• **SET TASKS**:
1) Please rewrite the paragraph of the Kelly Criterion excerpt that begins "Fixed position sizing" as a bulleted list that keeps its main facts.
2) Output the part of the Kelly Criterion excerpt starting at "Position Sizing with" and ending at "balance per order.".

• **SOURCE EXTRACT**:
--- Begin ---
Position Sizing with the Kelly Criterion

Fixed position sizing — always using 95% of capital — is fine for running backtests but dangerous in live trading. The Kelly Criterion gives you a mathematically optimal fraction of capital to risk per trade based on your historical win rate and average win-to-loss ratio. In practice, traders use half-Kelly to account for estimation error and model drift. Crypto markets shift regimes constantly: a strategy that posted a 62% win rate during a sideways 2023 market may drop to 51% during a 2024 trend-driven rally. Always apply a hard cap regardless of what the formula suggests. On Bybit and OKX, you set this as a fixed percentage of account balance per order.

def kelly_criterion(win_rate: float, avg_win: float, avg_loss: float,
                    max_risk: float = 0.02) -> float:
    """
--- End ---
• **EXTRACTED INFORMATION**:
--- Begin ---
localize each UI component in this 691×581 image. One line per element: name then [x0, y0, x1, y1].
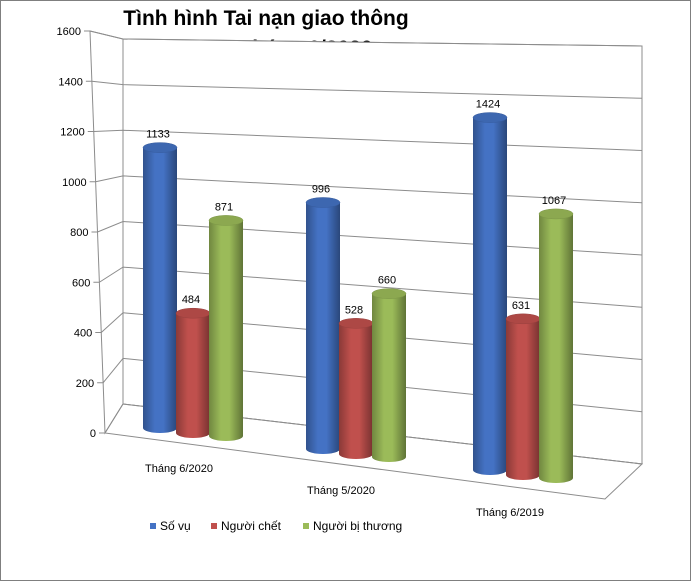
x-axis-labels: Tháng 6/2020 Tháng 5/2020 Tháng 6/2019 [145, 463, 544, 519]
data-label-0-1: 996 [312, 183, 330, 195]
y-tick-label: 1000 [62, 177, 86, 189]
data-label-2-1: 660 [378, 275, 396, 287]
bar-2-2 [539, 213, 573, 484]
bar-top-0-0 [142, 142, 178, 153]
legend-label: Số vụ [160, 519, 191, 533]
x-category-label: Tháng 6/2019 [476, 507, 544, 519]
gridline [95, 175, 643, 204]
bar-1-2 [506, 318, 540, 480]
y-tick-label: 200 [76, 378, 94, 390]
y-axis: 0 200 400 600 800 1000 1200 1400 1600 [57, 26, 643, 465]
gridline [102, 357, 643, 413]
y-tick-label: 1400 [58, 76, 82, 88]
legend-label: Người bị thương [313, 519, 402, 533]
data-label-1-1: 528 [345, 304, 363, 316]
bar-0-1 [306, 202, 340, 454]
y-tick-label: 400 [74, 328, 92, 340]
bar-top-2-2 [538, 208, 574, 220]
gridline [100, 312, 643, 360]
legend-swatch [303, 523, 309, 529]
y-tick-label: 1200 [60, 127, 84, 139]
data-label-1-0: 484 [182, 294, 200, 306]
bar-top-0-2 [472, 112, 508, 123]
data-label-2-2: 1067 [542, 195, 566, 207]
y-tick-label: 1600 [57, 26, 81, 38]
legend-swatch [211, 523, 217, 529]
bar-top-2-0 [208, 215, 244, 226]
y-tick-label: 600 [72, 277, 90, 289]
chart-bars: 1133 484 871 996 528 660 1424 631 1067 [142, 99, 574, 484]
bar-top-2-1 [371, 288, 407, 299]
gridline [97, 220, 643, 256]
data-label-0-0: 1133 [146, 129, 170, 141]
gridline [99, 266, 643, 308]
y-tick-label: 0 [90, 428, 96, 440]
data-label-2-0: 871 [215, 201, 233, 213]
bar-1-1 [339, 323, 373, 459]
bar-1-0 [176, 313, 210, 438]
legend: Số vụ Người chết Người bị thương [150, 519, 402, 533]
chart-title-line-1: Tình hình Tai nạn giao thông [123, 7, 408, 30]
legend-swatch [150, 523, 156, 529]
gridline [104, 403, 643, 465]
x-category-label: Tháng 6/2020 [145, 463, 213, 475]
bar-top-1-2 [505, 313, 541, 325]
data-label-1-2: 631 [512, 300, 530, 312]
bar-2-0 [209, 220, 243, 441]
gridline [91, 80, 643, 99]
data-label-0-2: 1424 [476, 99, 500, 111]
bar-top-0-1 [305, 197, 341, 208]
bar-2-1 [372, 293, 406, 462]
bar-top-1-1 [338, 318, 374, 329]
gridline [93, 129, 643, 151]
bar-top-1-0 [175, 307, 211, 319]
y-tick-label: 800 [70, 227, 88, 239]
bar-0-0 [143, 147, 177, 433]
gridline [89, 30, 643, 47]
bar-0-2 [473, 117, 507, 475]
x-category-label: Tháng 5/2020 [307, 485, 375, 497]
legend-label: Người chết [221, 519, 282, 533]
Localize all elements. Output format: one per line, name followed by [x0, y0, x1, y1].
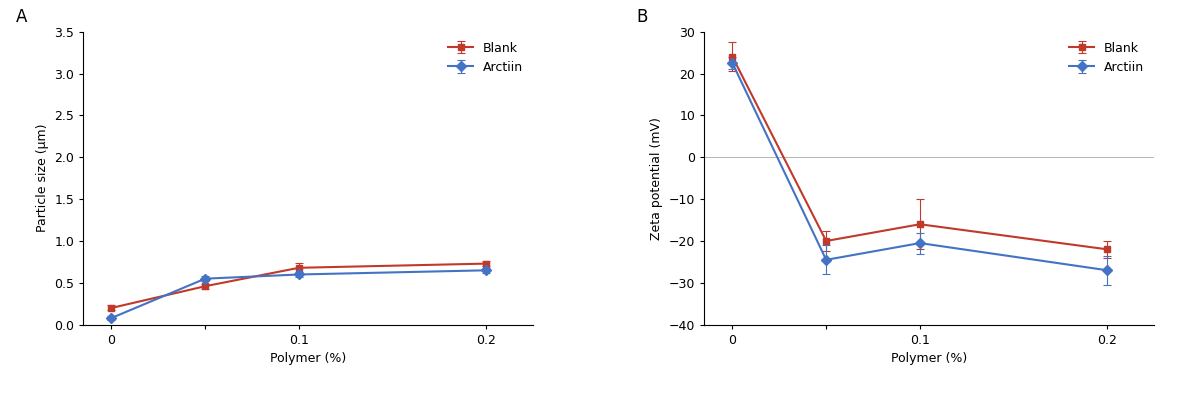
Y-axis label: Zeta potential (mV): Zeta potential (mV) — [651, 117, 663, 240]
Text: A: A — [15, 8, 27, 26]
X-axis label: Polymer (%): Polymer (%) — [891, 352, 967, 365]
Legend: Blank, Arctiin: Blank, Arctiin — [1065, 38, 1148, 78]
X-axis label: Polymer (%): Polymer (%) — [270, 352, 346, 365]
Legend: Blank, Arctiin: Blank, Arctiin — [444, 38, 527, 78]
Text: B: B — [637, 8, 649, 26]
Y-axis label: Particle size (μm): Particle size (μm) — [36, 124, 49, 232]
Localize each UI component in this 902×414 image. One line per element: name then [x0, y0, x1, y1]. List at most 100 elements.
--- End ---
• **SOLVED TASKS**:
1)
- Fixed position sizing, such as always using 95% of capital, works for backtests but is dangerous in live trading.
- The Kelly Criterion gives a mathematically optimal fraction of capital to risk per trade, based on historical win rate and average win-to-loss ratio.
- In practice, traders use half-Kelly to allow for estimation error and model drift.
- Crypto markets shift regimes constantly: a strategy with a 62% win rate in a sideways 2023 market may drop to 51% in a trend-driven 2024 rally.
- A hard cap should always apply, whatever the formula suggests.
- On Bybit and OKX, this is set as a fixed percentage of account balance per order.

2)
Position Sizing with the Kelly Criterion

Fixed position sizing — always using 95% of capital — is fine for running backtests but dangerous in live trading. The Kelly Criterion gives you a mathematically optimal fraction of capital to risk per trade based on your historical win rate and average win-to-loss ratio. In practice, traders use half-Kelly to account for estimation error and model drift. Crypto markets shift regimes constantly: a strategy that posted a 62% win rate during a sideways 2023 market may drop to 51% during a 2024 trend-driven rally. Always apply a hard cap regardless of what the formula suggests. On Bybit and OKX, you set this as a fixed percentage of account balance per order.